━━ Supplied material ━━
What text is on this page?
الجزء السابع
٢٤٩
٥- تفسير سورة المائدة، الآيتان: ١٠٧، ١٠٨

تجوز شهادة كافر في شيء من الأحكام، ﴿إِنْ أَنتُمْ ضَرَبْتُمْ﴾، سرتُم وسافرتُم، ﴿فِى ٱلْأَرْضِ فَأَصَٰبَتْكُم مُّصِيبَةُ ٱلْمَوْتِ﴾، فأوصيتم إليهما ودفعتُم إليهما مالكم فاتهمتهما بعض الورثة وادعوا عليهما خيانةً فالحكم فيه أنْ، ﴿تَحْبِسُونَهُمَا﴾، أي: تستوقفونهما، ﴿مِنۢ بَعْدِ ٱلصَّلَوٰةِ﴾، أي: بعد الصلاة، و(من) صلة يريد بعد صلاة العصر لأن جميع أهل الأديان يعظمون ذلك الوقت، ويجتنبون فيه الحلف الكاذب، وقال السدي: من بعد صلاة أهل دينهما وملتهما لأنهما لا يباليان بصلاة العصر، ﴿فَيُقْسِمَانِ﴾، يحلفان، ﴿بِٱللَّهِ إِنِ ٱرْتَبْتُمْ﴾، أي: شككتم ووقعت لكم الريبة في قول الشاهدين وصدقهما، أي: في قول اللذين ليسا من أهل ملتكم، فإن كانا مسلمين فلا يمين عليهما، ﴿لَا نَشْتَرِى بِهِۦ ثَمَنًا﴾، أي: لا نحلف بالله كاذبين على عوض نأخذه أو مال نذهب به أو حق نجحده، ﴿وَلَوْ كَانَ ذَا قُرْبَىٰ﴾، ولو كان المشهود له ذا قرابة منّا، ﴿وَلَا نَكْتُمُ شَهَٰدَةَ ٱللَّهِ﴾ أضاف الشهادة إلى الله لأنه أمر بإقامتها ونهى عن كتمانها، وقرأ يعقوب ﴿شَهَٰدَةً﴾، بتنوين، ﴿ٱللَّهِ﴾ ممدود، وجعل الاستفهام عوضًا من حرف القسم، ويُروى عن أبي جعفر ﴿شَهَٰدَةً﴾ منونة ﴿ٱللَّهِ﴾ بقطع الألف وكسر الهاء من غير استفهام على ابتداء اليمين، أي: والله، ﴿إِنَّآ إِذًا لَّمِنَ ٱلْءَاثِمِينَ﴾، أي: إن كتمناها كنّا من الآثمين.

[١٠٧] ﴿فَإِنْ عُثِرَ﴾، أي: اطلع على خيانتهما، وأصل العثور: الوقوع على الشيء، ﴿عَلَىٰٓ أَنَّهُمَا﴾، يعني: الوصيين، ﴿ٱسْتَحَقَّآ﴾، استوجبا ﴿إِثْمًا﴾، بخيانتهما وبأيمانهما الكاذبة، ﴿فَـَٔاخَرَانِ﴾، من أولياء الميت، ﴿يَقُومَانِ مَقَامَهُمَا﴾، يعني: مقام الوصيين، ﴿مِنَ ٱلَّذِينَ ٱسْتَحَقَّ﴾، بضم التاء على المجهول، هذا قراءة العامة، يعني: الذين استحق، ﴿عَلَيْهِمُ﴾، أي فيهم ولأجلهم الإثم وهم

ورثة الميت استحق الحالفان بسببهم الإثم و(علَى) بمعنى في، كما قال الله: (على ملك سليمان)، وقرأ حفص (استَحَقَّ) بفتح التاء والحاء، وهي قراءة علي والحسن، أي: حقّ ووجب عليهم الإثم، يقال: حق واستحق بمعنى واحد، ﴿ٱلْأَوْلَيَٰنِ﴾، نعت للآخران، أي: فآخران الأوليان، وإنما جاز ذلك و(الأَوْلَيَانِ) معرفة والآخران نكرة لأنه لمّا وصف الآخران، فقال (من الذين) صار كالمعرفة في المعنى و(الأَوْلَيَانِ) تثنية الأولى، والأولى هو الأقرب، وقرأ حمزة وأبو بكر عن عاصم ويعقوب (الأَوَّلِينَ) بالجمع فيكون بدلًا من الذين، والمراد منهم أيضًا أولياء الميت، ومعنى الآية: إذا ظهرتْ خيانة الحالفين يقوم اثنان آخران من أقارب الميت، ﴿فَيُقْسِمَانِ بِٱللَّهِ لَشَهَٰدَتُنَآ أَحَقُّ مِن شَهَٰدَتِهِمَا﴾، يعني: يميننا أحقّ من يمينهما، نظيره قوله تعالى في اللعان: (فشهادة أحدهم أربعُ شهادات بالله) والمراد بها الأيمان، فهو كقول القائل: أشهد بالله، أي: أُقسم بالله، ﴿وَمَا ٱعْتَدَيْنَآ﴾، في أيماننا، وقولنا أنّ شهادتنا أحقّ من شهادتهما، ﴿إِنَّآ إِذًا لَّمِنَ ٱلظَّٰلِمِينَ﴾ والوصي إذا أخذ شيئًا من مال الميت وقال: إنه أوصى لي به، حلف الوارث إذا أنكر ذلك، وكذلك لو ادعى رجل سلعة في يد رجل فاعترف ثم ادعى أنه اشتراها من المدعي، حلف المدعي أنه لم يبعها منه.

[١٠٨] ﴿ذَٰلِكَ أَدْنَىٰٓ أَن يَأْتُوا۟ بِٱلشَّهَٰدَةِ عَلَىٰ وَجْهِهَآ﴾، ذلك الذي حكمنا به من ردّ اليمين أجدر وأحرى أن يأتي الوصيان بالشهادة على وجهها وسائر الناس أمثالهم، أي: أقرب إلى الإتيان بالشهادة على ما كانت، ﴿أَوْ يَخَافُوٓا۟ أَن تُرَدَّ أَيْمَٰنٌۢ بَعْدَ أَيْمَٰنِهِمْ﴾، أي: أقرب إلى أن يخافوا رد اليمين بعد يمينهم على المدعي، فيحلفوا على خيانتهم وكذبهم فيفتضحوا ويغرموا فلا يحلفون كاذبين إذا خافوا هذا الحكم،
━━━
▸ Task prompt: Restate the records, all of them, precisely as written.

▸ Task solution:
What text is on this page?
الجزء السابع
٢٤٩
٥- تفسير سورة المائدة، الآيتان: ١٠٧، ١٠٨

تجوز شهادة كافر في شيء من الأحكام، ﴿إِنْ أَنتُمْ ضَرَبْتُمْ﴾، سرتُم وسافرتُم، ﴿فِى ٱلْأَرْضِ فَأَصَٰبَتْكُم مُّصِيبَةُ ٱلْمَوْتِ﴾، فأوصيتم إليهما ودفعتُم إليهما مالكم فاتهمتهما بعض الورثة وادعوا عليهما خيانةً فالحكم فيه أنْ، ﴿تَحْبِسُونَهُمَا﴾، أي: تستوقفونهما، ﴿مِنۢ بَعْدِ ٱلصَّلَوٰةِ﴾، أي: بعد الصلاة، و(من) صلة يريد بعد صلاة العصر لأن جميع أهل الأديان يعظمون ذلك الوقت، ويجتنبون فيه الحلف الكاذب، وقال السدي: من بعد صلاة أهل دينهما وملتهما لأنهما لا يباليان بصلاة العصر، ﴿فَيُقْسِمَانِ﴾، يحلفان، ﴿بِٱللَّهِ إِنِ ٱرْتَبْتُمْ﴾، أي: شككتم ووقعت لكم الريبة في قول الشاهدين وصدقهما، أي: في قول اللذين ليسا من أهل ملتكم، فإن كانا مسلمين فلا يمين عليهما، ﴿لَا نَشْتَرِى بِهِۦ ثَمَنًا﴾، أي: لا نحلف بالله كاذبين على عوض نأخذه أو مال نذهب به أو حق نجحده، ﴿وَلَوْ كَانَ ذَا قُرْبَىٰ﴾، ولو كان المشهود له ذا قرابة منّا، ﴿وَلَا نَكْتُمُ شَهَٰدَةَ ٱللَّهِ﴾ أضاف الشهادة إلى الله لأنه أمر بإقامتها ونهى عن كتمانها، وقرأ يعقوب ﴿شَهَٰدَةً﴾، بتنوين، ﴿ٱللَّهِ﴾ ممدود، وجعل الاستفهام عوضًا من حرف القسم، ويُروى عن أبي جعفر ﴿شَهَٰدَةً﴾ منونة ﴿ٱللَّهِ﴾ بقطع الألف وكسر الهاء من غير استفهام على ابتداء اليمين، أي: والله، ﴿إِنَّآ إِذًا لَّمِنَ ٱلْءَاثِمِينَ﴾، أي: إن كتمناها كنّا من الآثمين.

[١٠٧] ﴿فَإِنْ عُثِرَ﴾، أي: اطلع على خيانتهما، وأصل العثور: الوقوع على الشيء، ﴿عَلَىٰٓ أَنَّهُمَا﴾، يعني: الوصيين، ﴿ٱسْتَحَقَّآ﴾، استوجبا ﴿إِثْمًا﴾، بخيانتهما وبأيمانهما الكاذبة، ﴿فَـَٔاخَرَانِ﴾، من أولياء الميت، ﴿يَقُومَانِ مَقَامَهُمَا﴾، يعني: مقام الوصيين، ﴿مِنَ ٱلَّذِينَ ٱسْتَحَقَّ﴾، بضم التاء على المجهول، هذا قراءة العامة، يعني: الذين استحق، ﴿عَلَيْهِمُ﴾، أي فيهم ولأجلهم الإثم وهم

ورثة الميت استحق الحالفان بسببهم الإثم و(علَى) بمعنى في، كما قال الله: (على ملك سليمان)، وقرأ حفص (استَحَقَّ) بفتح التاء والحاء، وهي قراءة علي والحسن، أي: حقّ ووجب عليهم الإثم، يقال: حق واستحق بمعنى واحد، ﴿ٱلْأَوْلَيَٰنِ﴾، نعت للآخران، أي: فآخران الأوليان، وإنما جاز ذلك و(الأَوْلَيَانِ) معرفة والآخران نكرة لأنه لمّا وصف الآخران، فقال (من الذين) صار كالمعرفة في المعنى و(الأَوْلَيَانِ) تثنية الأولى، والأولى هو الأقرب، وقرأ حمزة وأبو بكر عن عاصم ويعقوب (الأَوَّلِينَ) بالجمع فيكون بدلًا من الذين، والمراد منهم أيضًا أولياء الميت، ومعنى الآية: إذا ظهرتْ خيانة الحالفين يقوم اثنان آخران من أقارب الميت، ﴿فَيُقْسِمَانِ بِٱللَّهِ لَشَهَٰدَتُنَآ أَحَقُّ مِن شَهَٰدَتِهِمَا﴾، يعني: يميننا أحقّ من يمينهما، نظيره قوله تعالى في اللعان: (فشهادة أحدهم أربعُ شهادات بالله) والمراد بها الأيمان، فهو كقول القائل: أشهد بالله، أي: أُقسم بالله، ﴿وَمَا ٱعْتَدَيْنَآ﴾، في أيماننا، وقولنا أنّ شهادتنا أحقّ من شهادتهما، ﴿إِنَّآ إِذًا لَّمِنَ ٱلظَّٰلِمِينَ﴾ والوصي إذا أخذ شيئًا من مال الميت وقال: إنه أوصى لي به، حلف الوارث إذا أنكر ذلك، وكذلك لو ادعى رجل سلعة في يد رجل فاعترف ثم ادعى أنه اشتراها من المدعي، حلف المدعي أنه لم يبعها منه.

[١٠٨] ﴿ذَٰلِكَ أَدْنَىٰٓ أَن يَأْتُوا۟ بِٱلشَّهَٰدَةِ عَلَىٰ وَجْهِهَآ﴾، ذلك الذي حكمنا به من ردّ اليمين أجدر وأحرى أن يأتي الوصيان بالشهادة على وجهها وسائر الناس أمثالهم، أي: أقرب إلى الإتيان بالشهادة على ما كانت، ﴿أَوْ يَخَافُوٓا۟ أَن تُرَدَّ أَيْمَٰنٌۢ بَعْدَ أَيْمَٰنِهِمْ﴾، أي: أقرب إلى أن يخافوا رد اليمين بعد يمينهم على المدعي، فيحلفوا على خيانتهم وكذبهم فيفتضحوا ويغرموا فلا يحلفون كاذبين إذا خافوا هذا الحكم،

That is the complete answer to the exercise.